++++ ITEMS ++++
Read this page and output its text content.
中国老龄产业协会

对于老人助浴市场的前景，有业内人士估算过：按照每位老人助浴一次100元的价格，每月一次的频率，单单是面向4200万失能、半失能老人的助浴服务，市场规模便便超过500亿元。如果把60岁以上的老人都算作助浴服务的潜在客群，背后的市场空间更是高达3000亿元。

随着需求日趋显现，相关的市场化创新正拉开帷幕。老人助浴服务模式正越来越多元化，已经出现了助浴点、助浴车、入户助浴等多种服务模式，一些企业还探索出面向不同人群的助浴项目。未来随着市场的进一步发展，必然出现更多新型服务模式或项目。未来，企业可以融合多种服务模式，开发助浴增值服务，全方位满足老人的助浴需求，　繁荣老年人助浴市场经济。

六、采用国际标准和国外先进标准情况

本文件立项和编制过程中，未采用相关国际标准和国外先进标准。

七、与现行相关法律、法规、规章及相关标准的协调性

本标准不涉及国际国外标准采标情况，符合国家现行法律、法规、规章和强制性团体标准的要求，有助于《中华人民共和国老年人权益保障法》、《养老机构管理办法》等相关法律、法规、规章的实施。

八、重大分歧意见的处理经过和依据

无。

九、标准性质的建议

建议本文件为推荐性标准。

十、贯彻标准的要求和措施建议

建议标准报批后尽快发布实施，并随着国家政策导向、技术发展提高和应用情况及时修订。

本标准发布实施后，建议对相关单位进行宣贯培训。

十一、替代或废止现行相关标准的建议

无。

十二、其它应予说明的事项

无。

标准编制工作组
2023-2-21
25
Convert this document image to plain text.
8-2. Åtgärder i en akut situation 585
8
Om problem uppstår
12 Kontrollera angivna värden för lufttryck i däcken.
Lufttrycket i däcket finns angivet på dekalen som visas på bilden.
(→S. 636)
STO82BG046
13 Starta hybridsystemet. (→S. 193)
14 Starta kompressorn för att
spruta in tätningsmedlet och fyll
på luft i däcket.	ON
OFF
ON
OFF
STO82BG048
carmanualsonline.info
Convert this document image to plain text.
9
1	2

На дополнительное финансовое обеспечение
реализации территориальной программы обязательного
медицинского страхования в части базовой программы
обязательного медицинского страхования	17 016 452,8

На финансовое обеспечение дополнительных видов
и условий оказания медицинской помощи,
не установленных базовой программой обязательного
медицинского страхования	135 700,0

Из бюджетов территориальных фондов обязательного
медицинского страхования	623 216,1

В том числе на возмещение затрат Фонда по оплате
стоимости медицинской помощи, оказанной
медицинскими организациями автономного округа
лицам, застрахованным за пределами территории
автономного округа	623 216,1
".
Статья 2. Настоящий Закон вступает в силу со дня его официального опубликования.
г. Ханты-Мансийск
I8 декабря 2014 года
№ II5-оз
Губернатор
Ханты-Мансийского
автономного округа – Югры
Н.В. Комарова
++++
Write out the data exactly as it stands.

Read this page and output its text content.
中国老龄产业协会

对于老人助浴市场的前景，有业内人士估算过：按照每位老人助浴一次100元的价格，每月一次的频率，单单是面向4200万失能、半失能老人的助浴服务，市场规模便便超过500亿元。如果把60岁以上的老人都算作助浴服务的潜在客群，背后的市场空间更是高达3000亿元。

随着需求日趋显现，相关的市场化创新正拉开帷幕。老人助浴服务模式正越来越多元化，已经出现了助浴点、助浴车、入户助浴等多种服务模式，一些企业还探索出面向不同人群的助浴项目。未来随着市场的进一步发展，必然出现更多新型服务模式或项目。未来，企业可以融合多种服务模式，开发助浴增值服务，全方位满足老人的助浴需求，　繁荣老年人助浴市场经济。

六、采用国际标准和国外先进标准情况

本文件立项和编制过程中，未采用相关国际标准和国外先进标准。

七、与现行相关法律、法规、规章及相关标准的协调性

本标准不涉及国际国外标准采标情况，符合国家现行法律、法规、规章和强制性团体标准的要求，有助于《中华人民共和国老年人权益保障法》、《养老机构管理办法》等相关法律、法规、规章的实施。

八、重大分歧意见的处理经过和依据

无。

九、标准性质的建议

建议本文件为推荐性标准。

十、贯彻标准的要求和措施建议

建议标准报批后尽快发布实施，并随着国家政策导向、技术发展提高和应用情况及时修订。

本标准发布实施后，建议对相关单位进行宣贯培训。

十一、替代或废止现行相关标准的建议

无。

十二、其它应予说明的事项

无。

标准编制工作组
2023-2-21
25
Convert this document image to plain text.
8-2. Åtgärder i en akut situation 585
8
Om problem uppstår
12 Kontrollera angivna värden för lufttryck i däcken.
Lufttrycket i däcket finns angivet på dekalen som visas på bilden.
(→S. 636)
STO82BG046
13 Starta hybridsystemet. (→S. 193)
14 Starta kompressorn för att
spruta in tätningsmedlet och fyll
på luft i däcket.	ON
OFF
ON
OFF
STO82BG048
carmanualsonline.info
Convert this document image to plain text.
9
1	2

На дополнительное финансовое обеспечение
реализации территориальной программы обязательного
медицинского страхования в части базовой программы
обязательного медицинского страхования	17 016 452,8

На финансовое обеспечение дополнительных видов
и условий оказания медицинской помощи,
не установленных базовой программой обязательного
медицинского страхования	135 700,0

Из бюджетов территориальных фондов обязательного
медицинского страхования	623 216,1

В том числе на возмещение затрат Фонда по оплате
стоимости медицинской помощи, оказанной
медицинскими организациями автономного округа
лицам, застрахованным за пределами территории
автономного округа	623 216,1
".
Статья 2. Настоящий Закон вступает в силу со дня его официального опубликования.
г. Ханты-Мансийск
I8 декабря 2014 года
№ II5-оз
Губернатор
Ханты-Мансийского
автономного округа – Югры
Н.В. Комарова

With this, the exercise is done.